**TASK**
Write out the whole listing word for word.

Part of a data file:
— begin —
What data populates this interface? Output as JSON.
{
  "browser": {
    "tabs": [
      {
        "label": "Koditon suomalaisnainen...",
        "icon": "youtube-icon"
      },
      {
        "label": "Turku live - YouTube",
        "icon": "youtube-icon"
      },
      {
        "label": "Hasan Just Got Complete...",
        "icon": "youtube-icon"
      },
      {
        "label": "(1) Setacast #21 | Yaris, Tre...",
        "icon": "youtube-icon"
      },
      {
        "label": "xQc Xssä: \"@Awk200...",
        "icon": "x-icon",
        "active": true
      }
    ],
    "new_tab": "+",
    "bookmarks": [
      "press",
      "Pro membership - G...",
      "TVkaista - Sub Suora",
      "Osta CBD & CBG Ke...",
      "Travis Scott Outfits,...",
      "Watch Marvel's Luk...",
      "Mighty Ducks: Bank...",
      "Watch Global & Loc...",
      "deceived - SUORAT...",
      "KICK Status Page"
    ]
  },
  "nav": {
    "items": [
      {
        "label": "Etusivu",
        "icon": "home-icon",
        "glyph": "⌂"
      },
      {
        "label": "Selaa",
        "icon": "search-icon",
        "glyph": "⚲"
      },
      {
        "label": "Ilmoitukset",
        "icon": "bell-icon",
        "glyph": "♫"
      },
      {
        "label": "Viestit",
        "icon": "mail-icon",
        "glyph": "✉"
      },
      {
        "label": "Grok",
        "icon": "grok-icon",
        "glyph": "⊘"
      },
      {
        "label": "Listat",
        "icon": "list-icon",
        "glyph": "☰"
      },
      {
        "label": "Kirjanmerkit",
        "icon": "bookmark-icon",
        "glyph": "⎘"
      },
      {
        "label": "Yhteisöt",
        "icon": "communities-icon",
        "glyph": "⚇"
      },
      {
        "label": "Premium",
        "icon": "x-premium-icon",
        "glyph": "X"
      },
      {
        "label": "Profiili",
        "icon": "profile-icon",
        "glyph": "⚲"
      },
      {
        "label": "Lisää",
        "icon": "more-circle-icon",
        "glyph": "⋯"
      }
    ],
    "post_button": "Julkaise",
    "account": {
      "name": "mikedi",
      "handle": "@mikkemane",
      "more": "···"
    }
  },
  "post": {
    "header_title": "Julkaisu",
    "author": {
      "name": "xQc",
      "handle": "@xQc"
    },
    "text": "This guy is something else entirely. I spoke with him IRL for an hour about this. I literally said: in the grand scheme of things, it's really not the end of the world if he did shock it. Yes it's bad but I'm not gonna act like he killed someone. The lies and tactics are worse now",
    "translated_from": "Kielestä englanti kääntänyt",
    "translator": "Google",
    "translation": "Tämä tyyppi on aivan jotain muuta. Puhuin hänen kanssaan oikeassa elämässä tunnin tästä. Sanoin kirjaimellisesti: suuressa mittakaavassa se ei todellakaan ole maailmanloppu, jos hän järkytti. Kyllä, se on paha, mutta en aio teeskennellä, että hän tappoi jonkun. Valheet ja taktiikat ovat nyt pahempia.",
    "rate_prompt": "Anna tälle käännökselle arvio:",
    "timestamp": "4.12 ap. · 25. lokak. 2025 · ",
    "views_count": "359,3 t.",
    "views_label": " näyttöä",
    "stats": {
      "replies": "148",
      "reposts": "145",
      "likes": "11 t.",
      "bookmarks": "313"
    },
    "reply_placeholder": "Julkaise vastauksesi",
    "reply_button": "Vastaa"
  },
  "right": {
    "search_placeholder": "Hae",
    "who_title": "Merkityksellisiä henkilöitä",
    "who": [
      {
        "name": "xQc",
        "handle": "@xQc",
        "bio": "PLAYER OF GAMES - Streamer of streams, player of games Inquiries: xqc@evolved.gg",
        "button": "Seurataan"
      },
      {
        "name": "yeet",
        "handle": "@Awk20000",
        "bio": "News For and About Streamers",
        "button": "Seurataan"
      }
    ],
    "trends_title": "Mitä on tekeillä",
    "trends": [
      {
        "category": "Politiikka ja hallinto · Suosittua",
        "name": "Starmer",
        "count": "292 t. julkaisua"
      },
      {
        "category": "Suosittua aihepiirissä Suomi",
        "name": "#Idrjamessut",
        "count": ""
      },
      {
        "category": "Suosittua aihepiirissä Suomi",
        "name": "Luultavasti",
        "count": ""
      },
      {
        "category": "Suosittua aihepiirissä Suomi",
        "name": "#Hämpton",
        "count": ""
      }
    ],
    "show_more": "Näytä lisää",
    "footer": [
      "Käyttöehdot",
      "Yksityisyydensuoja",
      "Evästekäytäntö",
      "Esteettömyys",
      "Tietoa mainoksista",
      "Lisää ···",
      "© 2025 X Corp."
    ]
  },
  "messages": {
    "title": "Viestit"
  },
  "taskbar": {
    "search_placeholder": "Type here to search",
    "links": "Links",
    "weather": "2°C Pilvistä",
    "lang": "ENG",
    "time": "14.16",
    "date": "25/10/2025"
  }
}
— end —
**TASK OUTPUT**
What data populates this interface? Output as JSON.
{
  "browser": {
    "tabs": [
      {
        "label": "Koditon suomalaisnainen...",
        "icon": "youtube-icon"
      },
      {
        "label": "Turku live - YouTube",
        "icon": "youtube-icon"
      },
      {
        "label": "Hasan Just Got Complete...",
        "icon": "youtube-icon"
      },
      {
        "label": "(1) Setacast #21 | Yaris, Tre...",
        "icon": "youtube-icon"
      },
      {
        "label": "xQc Xssä: \"@Awk200...",
        "icon": "x-icon",
        "active": true
      }
    ],
    "new_tab": "+",
    "bookmarks": [
      "press",
      "Pro membership - G...",
      "TVkaista - Sub Suora",
      "Osta CBD & CBG Ke...",
      "Travis Scott Outfits,...",
      "Watch Marvel's Luk...",
      "Mighty Ducks: Bank...",
      "Watch Global & Loc...",
      "deceived - SUORAT...",
      "KICK Status Page"
    ]
  },
  "nav": {
    "items": [
      {
        "label": "Etusivu",
        "icon": "home-icon",
        "glyph": "⌂"
      },
      {
        "label": "Selaa",
        "icon": "search-icon",
        "glyph": "⚲"
      },
      {
        "label": "Ilmoitukset",
        "icon": "bell-icon",
        "glyph": "♫"
      },
      {
        "label": "Viestit",
        "icon": "mail-icon",
        "glyph": "✉"
      },
      {
        "label": "Grok",
        "icon": "grok-icon",
        "glyph": "⊘"
      },
      {
        "label": "Listat",
        "icon": "list-icon",
        "glyph": "☰"
      },
      {
        "label": "Kirjanmerkit",
        "icon": "bookmark-icon",
        "glyph": "⎘"
      },
      {
        "label": "Yhteisöt",
        "icon": "communities-icon",
        "glyph": "⚇"
      },
      {
        "label": "Premium",
        "icon": "x-premium-icon",
        "glyph": "X"
      },
      {
        "label": "Profiili",
        "icon": "profile-icon",
        "glyph": "⚲"
      },
      {
        "label": "Lisää",
        "icon": "more-circle-icon",
        "glyph": "⋯"
      }
    ],
    "post_button": "Julkaise",
    "account": {
      "name": "mikedi",
      "handle": "@mikkemane",
      "more": "···"
    }
  },
  "post": {
    "header_title": "Julkaisu",
    "author": {
      "name": "xQc",
      "handle": "@xQc"
    },
    "text": "This guy is something else entirely. I spoke with him IRL for an hour about this. I literally said: in the grand scheme of things, it's really not the end of the world if he did shock it. Yes it's bad but I'm not gonna act like he killed someone. The lies and tactics are worse now",
    "translated_from": "Kielestä englanti kääntänyt",
    "translator": "Google",
    "translation": "Tämä tyyppi on aivan jotain muuta. Puhuin hänen kanssaan oikeassa elämässä tunnin tästä. Sanoin kirjaimellisesti: suuressa mittakaavassa se ei todellakaan ole maailmanloppu, jos hän järkytti. Kyllä, se on paha, mutta en aio teeskennellä, että hän tappoi jonkun. Valheet ja taktiikat ovat nyt pahempia.",
    "rate_prompt": "Anna tälle käännökselle arvio:",
    "timestamp": "4.12 ap. · 25. lokak. 2025 · ",
    "views_count": "359,3 t.",
    "views_label": " näyttöä",
    "stats": {
      "replies": "148",
      "reposts": "145",
      "likes": "11 t.",
      "bookmarks": "313"
    },
    "reply_placeholder": "Julkaise vastauksesi",
    "reply_button": "Vastaa"
  },
  "right": {
    "search_placeholder": "Hae",
    "who_title": "Merkityksellisiä henkilöitä",
    "who": [
      {
        "name": "xQc",
        "handle": "@xQc",
        "bio": "PLAYER OF GAMES - Streamer of streams, player of games Inquiries: xqc@evolved.gg",
        "button": "Seurataan"
      },
      {
        "name": "yeet",
        "handle": "@Awk20000",
        "bio": "News For and About Streamers",
        "button": "Seurataan"
      }
    ],
    "trends_title": "Mitä on tekeillä",
    "trends": [
      {
        "category": "Politiikka ja hallinto · Suosittua",
        "name": "Starmer",
        "count": "292 t. julkaisua"
      },
      {
        "category": "Suosittua aihepiirissä Suomi",
        "name": "#Idrjamessut",
        "count": ""
      },
      {
        "category": "Suosittua aihepiirissä Suomi",
        "name": "Luultavasti",
        "count": ""
      },
      {
        "category": "Suosittua aihepiirissä Suomi",
        "name": "#Hämpton",
        "count": ""
      }
    ],
    "show_more": "Näytä lisää",
    "footer": [
      "Käyttöehdot",
      "Yksityisyydensuoja",
      "Evästekäytäntö",
      "Esteettömyys",
      "Tietoa mainoksista",
      "Lisää ···",
      "© 2025 X Corp."
    ]
  },
  "messages": {
    "title": "Viestit"
  },
  "taskbar": {
    "search_placeholder": "Type here to search",
    "links": "Links",
    "weather": "2°C Pilvistä",
    "lang": "ENG",
    "time": "14.16",
    "date": "25/10/2025"
  }
}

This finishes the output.